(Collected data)
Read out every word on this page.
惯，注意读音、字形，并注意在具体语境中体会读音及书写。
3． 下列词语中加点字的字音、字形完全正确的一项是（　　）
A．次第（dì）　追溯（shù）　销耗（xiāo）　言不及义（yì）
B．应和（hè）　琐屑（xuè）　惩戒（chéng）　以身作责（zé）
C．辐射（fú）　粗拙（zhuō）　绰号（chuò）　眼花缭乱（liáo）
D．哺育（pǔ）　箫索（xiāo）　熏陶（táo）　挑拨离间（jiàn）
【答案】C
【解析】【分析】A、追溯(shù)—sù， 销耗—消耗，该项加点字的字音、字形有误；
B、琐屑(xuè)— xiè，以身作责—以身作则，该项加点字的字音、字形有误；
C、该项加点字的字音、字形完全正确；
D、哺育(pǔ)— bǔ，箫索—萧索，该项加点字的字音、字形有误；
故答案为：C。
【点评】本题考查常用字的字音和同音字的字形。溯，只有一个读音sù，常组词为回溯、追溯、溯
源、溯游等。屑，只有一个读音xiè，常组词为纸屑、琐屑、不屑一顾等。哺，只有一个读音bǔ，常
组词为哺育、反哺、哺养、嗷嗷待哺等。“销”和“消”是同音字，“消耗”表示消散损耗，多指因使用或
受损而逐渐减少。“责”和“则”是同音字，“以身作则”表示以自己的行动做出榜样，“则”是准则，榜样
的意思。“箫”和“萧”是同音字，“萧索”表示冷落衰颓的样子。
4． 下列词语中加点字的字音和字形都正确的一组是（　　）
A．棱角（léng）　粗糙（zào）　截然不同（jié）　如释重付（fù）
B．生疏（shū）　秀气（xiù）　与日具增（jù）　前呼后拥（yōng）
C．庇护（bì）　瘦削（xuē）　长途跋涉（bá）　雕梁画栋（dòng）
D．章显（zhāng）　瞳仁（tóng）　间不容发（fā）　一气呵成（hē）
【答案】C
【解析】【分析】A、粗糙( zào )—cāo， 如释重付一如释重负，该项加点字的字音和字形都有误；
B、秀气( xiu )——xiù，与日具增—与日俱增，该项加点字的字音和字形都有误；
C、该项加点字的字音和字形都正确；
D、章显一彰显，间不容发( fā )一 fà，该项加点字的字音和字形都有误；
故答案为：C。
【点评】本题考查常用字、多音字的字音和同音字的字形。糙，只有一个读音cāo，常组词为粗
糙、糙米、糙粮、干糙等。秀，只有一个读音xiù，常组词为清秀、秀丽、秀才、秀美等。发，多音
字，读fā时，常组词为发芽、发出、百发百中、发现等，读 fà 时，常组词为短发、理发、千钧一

__Do this__
Give every line of the material again, exactly as it reads.

__The answer__
Read out every word on this page.
惯，注意读音、字形，并注意在具体语境中体会读音及书写。
3． 下列词语中加点字的字音、字形完全正确的一项是（　　）
A．次第（dì）　追溯（shù）　销耗（xiāo）　言不及义（yì）
B．应和（hè）　琐屑（xuè）　惩戒（chéng）　以身作责（zé）
C．辐射（fú）　粗拙（zhuō）　绰号（chuò）　眼花缭乱（liáo）
D．哺育（pǔ）　箫索（xiāo）　熏陶（táo）　挑拨离间（jiàn）
【答案】C
【解析】【分析】A、追溯(shù)—sù， 销耗—消耗，该项加点字的字音、字形有误；
B、琐屑(xuè)— xiè，以身作责—以身作则，该项加点字的字音、字形有误；
C、该项加点字的字音、字形完全正确；
D、哺育(pǔ)— bǔ，箫索—萧索，该项加点字的字音、字形有误；
故答案为：C。
【点评】本题考查常用字的字音和同音字的字形。溯，只有一个读音sù，常组词为回溯、追溯、溯
源、溯游等。屑，只有一个读音xiè，常组词为纸屑、琐屑、不屑一顾等。哺，只有一个读音bǔ，常
组词为哺育、反哺、哺养、嗷嗷待哺等。“销”和“消”是同音字，“消耗”表示消散损耗，多指因使用或
受损而逐渐减少。“责”和“则”是同音字，“以身作则”表示以自己的行动做出榜样，“则”是准则，榜样
的意思。“箫”和“萧”是同音字，“萧索”表示冷落衰颓的样子。
4． 下列词语中加点字的字音和字形都正确的一组是（　　）
A．棱角（léng）　粗糙（zào）　截然不同（jié）　如释重付（fù）
B．生疏（shū）　秀气（xiù）　与日具增（jù）　前呼后拥（yōng）
C．庇护（bì）　瘦削（xuē）　长途跋涉（bá）　雕梁画栋（dòng）
D．章显（zhāng）　瞳仁（tóng）　间不容发（fā）　一气呵成（hē）
【答案】C
【解析】【分析】A、粗糙( zào )—cāo， 如释重付一如释重负，该项加点字的字音和字形都有误；
B、秀气( xiu )——xiù，与日具增—与日俱增，该项加点字的字音和字形都有误；
C、该项加点字的字音和字形都正确；
D、章显一彰显，间不容发( fā )一 fà，该项加点字的字音和字形都有误；
故答案为：C。
【点评】本题考查常用字、多音字的字音和同音字的字形。糙，只有一个读音cāo，常组词为粗
糙、糙米、糙粮、干糙等。秀，只有一个读音xiù，常组词为清秀、秀丽、秀才、秀美等。发，多音
字，读fā时，常组词为发芽、发出、百发百中、发现等，读 fà 时，常组词为短发、理发、千钧一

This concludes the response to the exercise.